====== Data for this task
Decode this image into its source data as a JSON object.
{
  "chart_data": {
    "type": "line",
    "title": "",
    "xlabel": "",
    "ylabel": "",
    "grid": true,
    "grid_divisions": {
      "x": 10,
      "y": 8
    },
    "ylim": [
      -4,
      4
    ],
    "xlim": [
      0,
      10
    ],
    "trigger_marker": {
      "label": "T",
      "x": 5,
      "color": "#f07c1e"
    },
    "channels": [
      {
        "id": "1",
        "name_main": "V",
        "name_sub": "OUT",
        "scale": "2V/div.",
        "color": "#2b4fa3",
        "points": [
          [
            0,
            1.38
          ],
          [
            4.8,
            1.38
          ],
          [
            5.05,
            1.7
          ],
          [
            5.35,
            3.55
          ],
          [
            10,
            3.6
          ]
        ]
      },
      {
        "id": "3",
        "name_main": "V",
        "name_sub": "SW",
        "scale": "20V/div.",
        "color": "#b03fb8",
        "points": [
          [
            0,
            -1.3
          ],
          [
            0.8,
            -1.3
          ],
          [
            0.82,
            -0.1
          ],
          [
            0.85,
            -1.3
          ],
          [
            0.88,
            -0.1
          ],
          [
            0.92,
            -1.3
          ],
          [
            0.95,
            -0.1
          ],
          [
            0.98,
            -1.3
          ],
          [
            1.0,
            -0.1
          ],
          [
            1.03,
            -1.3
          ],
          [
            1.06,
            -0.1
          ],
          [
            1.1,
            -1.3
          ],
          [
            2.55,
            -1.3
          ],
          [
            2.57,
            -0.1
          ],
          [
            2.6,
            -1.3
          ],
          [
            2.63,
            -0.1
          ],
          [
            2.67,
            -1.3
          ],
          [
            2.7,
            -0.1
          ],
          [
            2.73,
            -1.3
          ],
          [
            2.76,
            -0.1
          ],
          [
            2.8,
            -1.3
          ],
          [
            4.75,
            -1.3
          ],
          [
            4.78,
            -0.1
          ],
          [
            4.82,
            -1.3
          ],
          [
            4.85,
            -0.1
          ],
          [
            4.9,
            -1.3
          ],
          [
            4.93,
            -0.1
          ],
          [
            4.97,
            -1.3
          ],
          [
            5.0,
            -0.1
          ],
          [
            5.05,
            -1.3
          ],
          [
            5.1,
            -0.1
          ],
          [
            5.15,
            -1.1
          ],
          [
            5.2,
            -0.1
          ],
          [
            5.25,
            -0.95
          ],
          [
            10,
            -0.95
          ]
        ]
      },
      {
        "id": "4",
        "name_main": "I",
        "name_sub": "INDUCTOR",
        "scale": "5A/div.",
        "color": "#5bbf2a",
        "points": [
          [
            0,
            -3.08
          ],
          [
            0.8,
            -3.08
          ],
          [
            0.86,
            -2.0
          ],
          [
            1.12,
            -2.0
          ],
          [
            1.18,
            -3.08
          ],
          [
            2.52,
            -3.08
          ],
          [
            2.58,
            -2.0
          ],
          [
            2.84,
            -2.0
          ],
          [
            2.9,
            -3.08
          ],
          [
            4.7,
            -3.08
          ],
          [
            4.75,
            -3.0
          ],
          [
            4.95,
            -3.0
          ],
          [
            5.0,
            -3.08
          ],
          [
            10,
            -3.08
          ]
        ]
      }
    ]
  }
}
============
(Stated goal):
The full set of records should be duplicated exactly.

(The result):
Decode this image into its source data as a JSON object.
{
  "chart_data": {
    "type": "line",
    "title": "",
    "xlabel": "",
    "ylabel": "",
    "grid": true,
    "grid_divisions": {
      "x": 10,
      "y": 8
    },
    "ylim": [
      -4,
      4
    ],
    "xlim": [
      0,
      10
    ],
    "trigger_marker": {
      "label": "T",
      "x": 5,
      "color": "#f07c1e"
    },
    "channels": [
      {
        "id": "1",
        "name_main": "V",
        "name_sub": "OUT",
        "scale": "2V/div.",
        "color": "#2b4fa3",
        "points": [
          [
            0,
            1.38
          ],
          [
            4.8,
            1.38
          ],
          [
            5.05,
            1.7
          ],
          [
            5.35,
            3.55
          ],
          [
            10,
            3.6
          ]
        ]
      },
      {
        "id": "3",
        "name_main": "V",
        "name_sub": "SW",
        "scale": "20V/div.",
        "color": "#b03fb8",
        "points": [
          [
            0,
            -1.3
          ],
          [
            0.8,
            -1.3
          ],
          [
            0.82,
            -0.1
          ],
          [
            0.85,
            -1.3
          ],
          [
            0.88,
            -0.1
          ],
          [
            0.92,
            -1.3
          ],
          [
            0.95,
            -0.1
          ],
          [
            0.98,
            -1.3
          ],
          [
            1.0,
            -0.1
          ],
          [
            1.03,
            -1.3
          ],
          [
            1.06,
            -0.1
          ],
          [
            1.1,
            -1.3
          ],
          [
            2.55,
            -1.3
          ],
          [
            2.57,
            -0.1
          ],
          [
            2.6,
            -1.3
          ],
          [
            2.63,
            -0.1
          ],
          [
            2.67,
            -1.3
          ],
          [
            2.7,
            -0.1
          ],
          [
            2.73,
            -1.3
          ],
          [
            2.76,
            -0.1
          ],
          [
            2.8,
            -1.3
          ],
          [
            4.75,
            -1.3
          ],
          [
            4.78,
            -0.1
          ],
          [
            4.82,
            -1.3
          ],
          [
            4.85,
            -0.1
          ],
          [
            4.9,
            -1.3
          ],
          [
            4.93,
            -0.1
          ],
          [
            4.97,
            -1.3
          ],
          [
            5.0,
            -0.1
          ],
          [
            5.05,
            -1.3
          ],
          [
            5.1,
            -0.1
          ],
          [
            5.15,
            -1.1
          ],
          [
            5.2,
            -0.1
          ],
          [
            5.25,
            -0.95
          ],
          [
            10,
            -0.95
          ]
        ]
      },
      {
        "id": "4",
        "name_main": "I",
        "name_sub": "INDUCTOR",
        "scale": "5A/div.",
        "color": "#5bbf2a",
        "points": [
          [
            0,
            -3.08
          ],
          [
            0.8,
            -3.08
          ],
          [
            0.86,
            -2.0
          ],
          [
            1.12,
            -2.0
          ],
          [
            1.18,
            -3.08
          ],
          [
            2.52,
            -3.08
          ],
          [
            2.58,
            -2.0
          ],
          [
            2.84,
            -2.0
          ],
          [
            2.9,
            -3.08
          ],
          [
            4.7,
            -3.08
          ],
          [
            4.75,
            -3.0
          ],
          [
            4.95,
            -3.0
          ],
          [
            5.0,
            -3.08
          ],
          [
            10,
            -3.08
          ]
        ]
      }
    ]
  }
}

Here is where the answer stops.